Below are the records. List every line holding the word "SRMTID".
--- Begin ---
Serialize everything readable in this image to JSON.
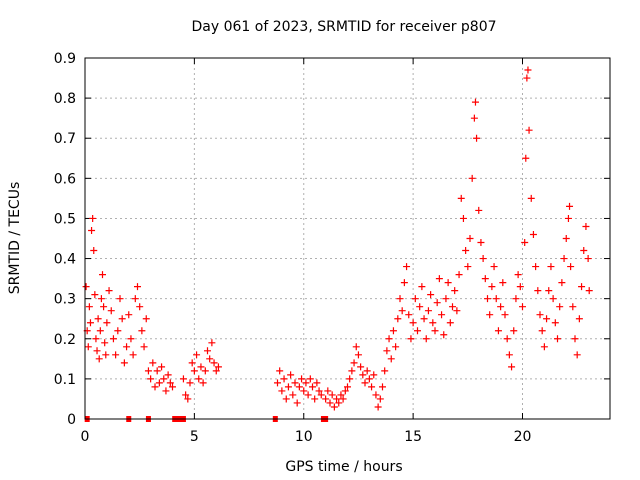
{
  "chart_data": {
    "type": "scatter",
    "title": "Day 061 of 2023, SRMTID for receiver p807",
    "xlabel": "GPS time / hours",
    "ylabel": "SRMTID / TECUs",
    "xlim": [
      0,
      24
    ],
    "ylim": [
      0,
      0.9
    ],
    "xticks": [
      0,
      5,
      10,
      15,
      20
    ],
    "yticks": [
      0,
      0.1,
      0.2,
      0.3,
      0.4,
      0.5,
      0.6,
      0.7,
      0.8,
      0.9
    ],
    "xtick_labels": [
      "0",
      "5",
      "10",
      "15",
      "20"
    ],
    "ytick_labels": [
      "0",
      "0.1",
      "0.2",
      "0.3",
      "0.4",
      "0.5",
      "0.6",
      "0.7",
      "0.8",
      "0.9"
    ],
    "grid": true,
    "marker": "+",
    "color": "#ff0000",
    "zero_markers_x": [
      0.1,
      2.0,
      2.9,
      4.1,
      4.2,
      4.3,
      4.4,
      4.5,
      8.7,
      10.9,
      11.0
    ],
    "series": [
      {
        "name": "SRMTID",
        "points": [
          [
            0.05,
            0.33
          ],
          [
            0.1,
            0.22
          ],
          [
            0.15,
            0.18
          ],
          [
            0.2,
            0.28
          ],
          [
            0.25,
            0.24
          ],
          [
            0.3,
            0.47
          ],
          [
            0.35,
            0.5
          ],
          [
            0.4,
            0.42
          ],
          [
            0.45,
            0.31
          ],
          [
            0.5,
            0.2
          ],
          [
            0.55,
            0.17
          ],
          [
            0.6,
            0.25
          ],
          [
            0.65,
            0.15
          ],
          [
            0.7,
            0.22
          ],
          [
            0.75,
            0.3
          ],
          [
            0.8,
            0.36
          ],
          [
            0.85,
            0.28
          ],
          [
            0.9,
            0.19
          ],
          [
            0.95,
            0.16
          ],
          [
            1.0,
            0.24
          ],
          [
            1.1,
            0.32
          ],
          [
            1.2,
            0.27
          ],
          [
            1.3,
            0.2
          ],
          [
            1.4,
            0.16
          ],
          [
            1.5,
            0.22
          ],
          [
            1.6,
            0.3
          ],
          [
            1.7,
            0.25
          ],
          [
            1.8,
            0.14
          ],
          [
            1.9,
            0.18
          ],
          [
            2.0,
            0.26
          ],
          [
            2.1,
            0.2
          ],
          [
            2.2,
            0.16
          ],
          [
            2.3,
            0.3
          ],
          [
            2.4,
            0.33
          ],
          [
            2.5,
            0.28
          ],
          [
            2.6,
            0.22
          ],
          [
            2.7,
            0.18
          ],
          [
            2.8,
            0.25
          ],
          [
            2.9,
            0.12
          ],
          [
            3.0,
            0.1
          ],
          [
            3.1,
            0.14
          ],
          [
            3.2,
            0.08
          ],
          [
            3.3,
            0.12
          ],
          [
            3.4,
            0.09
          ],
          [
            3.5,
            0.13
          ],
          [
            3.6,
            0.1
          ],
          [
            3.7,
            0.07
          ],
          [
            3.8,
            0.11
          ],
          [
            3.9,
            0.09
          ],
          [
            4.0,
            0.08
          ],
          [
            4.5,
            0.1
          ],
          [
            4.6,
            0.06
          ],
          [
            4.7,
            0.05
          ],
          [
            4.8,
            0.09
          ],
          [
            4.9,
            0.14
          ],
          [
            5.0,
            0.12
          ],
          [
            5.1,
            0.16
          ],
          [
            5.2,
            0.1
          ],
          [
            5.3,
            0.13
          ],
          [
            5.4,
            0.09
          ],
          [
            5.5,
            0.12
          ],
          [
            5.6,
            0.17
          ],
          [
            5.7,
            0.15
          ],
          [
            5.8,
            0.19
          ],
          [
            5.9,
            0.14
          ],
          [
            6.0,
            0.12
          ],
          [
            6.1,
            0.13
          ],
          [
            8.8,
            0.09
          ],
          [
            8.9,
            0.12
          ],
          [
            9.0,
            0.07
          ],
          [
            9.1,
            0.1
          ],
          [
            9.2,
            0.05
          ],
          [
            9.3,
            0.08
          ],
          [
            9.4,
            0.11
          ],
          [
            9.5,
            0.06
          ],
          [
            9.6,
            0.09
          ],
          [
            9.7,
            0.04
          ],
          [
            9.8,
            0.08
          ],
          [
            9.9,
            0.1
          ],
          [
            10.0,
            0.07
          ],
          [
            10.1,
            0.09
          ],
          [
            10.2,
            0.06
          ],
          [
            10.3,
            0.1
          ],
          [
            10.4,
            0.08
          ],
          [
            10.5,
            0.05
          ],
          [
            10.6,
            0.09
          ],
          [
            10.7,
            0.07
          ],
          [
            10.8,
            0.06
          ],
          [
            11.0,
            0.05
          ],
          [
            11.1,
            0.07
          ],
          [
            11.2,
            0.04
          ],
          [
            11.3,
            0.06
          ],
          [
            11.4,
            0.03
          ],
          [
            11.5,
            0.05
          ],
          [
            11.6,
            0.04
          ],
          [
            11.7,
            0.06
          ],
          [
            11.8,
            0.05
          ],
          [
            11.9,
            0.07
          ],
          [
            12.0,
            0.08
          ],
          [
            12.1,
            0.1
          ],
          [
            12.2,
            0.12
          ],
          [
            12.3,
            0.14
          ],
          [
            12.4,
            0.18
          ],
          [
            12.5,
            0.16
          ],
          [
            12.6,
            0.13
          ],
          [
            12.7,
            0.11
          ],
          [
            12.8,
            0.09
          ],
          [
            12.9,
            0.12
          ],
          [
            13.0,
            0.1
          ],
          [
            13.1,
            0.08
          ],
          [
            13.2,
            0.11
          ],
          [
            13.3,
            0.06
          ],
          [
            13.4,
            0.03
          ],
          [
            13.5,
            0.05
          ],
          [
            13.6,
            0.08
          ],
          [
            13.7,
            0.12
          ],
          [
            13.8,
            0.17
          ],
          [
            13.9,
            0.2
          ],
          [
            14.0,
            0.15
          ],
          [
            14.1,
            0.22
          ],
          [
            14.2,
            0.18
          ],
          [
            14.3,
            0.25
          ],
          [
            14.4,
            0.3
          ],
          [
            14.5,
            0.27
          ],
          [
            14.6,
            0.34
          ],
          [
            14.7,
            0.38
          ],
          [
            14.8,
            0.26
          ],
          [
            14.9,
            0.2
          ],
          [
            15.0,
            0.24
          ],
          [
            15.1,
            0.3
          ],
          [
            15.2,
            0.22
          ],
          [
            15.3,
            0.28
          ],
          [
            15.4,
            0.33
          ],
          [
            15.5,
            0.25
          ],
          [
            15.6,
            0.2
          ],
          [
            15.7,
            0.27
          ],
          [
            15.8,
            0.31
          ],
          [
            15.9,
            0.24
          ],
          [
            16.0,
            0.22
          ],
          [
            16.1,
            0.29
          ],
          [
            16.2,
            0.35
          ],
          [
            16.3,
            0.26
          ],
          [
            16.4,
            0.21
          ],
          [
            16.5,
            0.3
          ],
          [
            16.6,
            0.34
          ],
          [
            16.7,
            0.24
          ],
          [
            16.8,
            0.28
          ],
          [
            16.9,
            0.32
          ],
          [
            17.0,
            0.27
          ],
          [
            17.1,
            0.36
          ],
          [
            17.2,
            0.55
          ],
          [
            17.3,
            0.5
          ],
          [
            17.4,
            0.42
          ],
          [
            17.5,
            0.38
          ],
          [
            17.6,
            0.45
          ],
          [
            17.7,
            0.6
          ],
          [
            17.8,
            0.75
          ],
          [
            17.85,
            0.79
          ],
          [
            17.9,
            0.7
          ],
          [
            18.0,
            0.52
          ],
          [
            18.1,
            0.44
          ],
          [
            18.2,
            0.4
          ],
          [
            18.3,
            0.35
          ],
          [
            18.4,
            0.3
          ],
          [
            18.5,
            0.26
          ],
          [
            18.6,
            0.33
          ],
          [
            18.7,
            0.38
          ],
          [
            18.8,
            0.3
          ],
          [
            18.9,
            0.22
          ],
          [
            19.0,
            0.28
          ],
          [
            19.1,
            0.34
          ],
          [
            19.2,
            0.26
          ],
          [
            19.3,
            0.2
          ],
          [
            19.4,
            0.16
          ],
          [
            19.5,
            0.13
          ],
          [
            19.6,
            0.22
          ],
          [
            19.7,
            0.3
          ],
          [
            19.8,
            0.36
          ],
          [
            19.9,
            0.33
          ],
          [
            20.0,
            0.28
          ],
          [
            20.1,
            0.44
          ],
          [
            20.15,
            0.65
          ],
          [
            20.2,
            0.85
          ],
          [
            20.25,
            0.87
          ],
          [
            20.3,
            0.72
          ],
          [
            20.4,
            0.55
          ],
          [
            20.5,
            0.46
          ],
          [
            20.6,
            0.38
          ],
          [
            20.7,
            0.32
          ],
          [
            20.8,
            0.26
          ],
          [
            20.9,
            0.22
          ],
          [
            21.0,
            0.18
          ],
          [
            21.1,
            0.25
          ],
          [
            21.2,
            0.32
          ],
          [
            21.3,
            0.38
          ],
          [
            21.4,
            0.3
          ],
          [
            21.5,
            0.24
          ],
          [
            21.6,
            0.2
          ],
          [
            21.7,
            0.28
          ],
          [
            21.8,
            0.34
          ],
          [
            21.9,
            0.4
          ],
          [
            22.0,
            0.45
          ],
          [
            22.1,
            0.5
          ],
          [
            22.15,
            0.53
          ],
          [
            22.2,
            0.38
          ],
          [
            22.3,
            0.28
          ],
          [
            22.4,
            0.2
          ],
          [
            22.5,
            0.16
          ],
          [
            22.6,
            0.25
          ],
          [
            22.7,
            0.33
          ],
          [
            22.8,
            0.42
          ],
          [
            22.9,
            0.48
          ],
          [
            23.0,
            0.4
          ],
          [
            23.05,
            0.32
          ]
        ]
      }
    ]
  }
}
--- End ---
- _FINISHED TASK_:
    "title": "Day 061 of 2023, SRMTID for receiver p807",
    "ylabel": "SRMTID / TECUs",
        "name": "SRMTID",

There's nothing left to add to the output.